▶ _DATA IN THIS EXERCISE_

>> start

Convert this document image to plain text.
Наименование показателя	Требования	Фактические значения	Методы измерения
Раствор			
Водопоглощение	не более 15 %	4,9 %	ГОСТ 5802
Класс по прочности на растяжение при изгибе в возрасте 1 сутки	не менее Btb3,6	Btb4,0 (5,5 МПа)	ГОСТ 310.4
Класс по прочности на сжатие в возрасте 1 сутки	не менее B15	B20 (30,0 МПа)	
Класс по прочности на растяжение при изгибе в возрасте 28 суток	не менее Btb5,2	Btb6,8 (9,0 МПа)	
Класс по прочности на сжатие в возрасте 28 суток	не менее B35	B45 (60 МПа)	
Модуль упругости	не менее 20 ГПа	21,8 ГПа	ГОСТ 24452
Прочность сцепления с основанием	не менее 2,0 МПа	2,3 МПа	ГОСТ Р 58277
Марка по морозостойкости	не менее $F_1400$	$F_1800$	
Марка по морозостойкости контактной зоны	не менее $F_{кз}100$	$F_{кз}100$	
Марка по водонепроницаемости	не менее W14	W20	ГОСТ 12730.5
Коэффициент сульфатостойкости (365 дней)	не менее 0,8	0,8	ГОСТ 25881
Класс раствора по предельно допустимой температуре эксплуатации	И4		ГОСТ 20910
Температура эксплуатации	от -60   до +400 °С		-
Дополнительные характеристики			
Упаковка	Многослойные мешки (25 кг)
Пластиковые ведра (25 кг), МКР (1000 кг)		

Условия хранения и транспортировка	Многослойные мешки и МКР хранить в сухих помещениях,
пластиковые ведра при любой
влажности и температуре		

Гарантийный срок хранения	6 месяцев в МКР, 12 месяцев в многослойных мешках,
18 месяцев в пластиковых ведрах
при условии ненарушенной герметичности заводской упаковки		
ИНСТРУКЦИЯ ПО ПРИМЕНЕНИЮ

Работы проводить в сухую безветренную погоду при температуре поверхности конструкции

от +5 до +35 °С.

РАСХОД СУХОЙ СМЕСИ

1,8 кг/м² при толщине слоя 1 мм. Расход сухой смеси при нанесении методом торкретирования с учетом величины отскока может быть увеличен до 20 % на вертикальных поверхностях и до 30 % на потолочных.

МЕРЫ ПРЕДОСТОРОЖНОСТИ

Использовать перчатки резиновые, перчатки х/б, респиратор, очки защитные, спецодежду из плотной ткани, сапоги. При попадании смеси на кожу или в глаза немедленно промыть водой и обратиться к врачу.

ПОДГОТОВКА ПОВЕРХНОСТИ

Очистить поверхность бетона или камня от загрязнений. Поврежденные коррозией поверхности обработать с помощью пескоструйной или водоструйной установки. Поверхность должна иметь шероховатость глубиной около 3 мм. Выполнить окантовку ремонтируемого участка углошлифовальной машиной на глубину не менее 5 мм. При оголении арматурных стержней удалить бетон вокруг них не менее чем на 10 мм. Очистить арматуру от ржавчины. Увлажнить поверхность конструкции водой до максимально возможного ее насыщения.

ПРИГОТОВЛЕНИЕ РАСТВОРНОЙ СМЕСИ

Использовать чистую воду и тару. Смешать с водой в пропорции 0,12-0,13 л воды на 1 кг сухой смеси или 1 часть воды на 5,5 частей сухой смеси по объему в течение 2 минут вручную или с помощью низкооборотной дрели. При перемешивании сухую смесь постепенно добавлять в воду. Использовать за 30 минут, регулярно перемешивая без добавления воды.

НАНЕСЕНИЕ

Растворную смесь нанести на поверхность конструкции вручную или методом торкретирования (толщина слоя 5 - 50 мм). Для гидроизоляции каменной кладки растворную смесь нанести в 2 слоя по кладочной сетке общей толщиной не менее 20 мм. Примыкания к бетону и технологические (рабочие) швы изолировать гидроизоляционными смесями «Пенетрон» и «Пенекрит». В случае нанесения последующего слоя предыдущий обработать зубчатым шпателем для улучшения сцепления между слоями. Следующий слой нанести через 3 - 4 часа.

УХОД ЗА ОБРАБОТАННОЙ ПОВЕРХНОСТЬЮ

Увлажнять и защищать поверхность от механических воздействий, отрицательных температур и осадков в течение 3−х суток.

>> end

▶ _TASK DETAILS_
Show every line in the entries where the string "эксплуатации" occurs.

▶ _COMPLETED EXERCISE_
Класс раствора по предельно допустимой температуре эксплуатации	И4		ГОСТ 20910
Температура эксплуатации	от -60   до +400 °С		-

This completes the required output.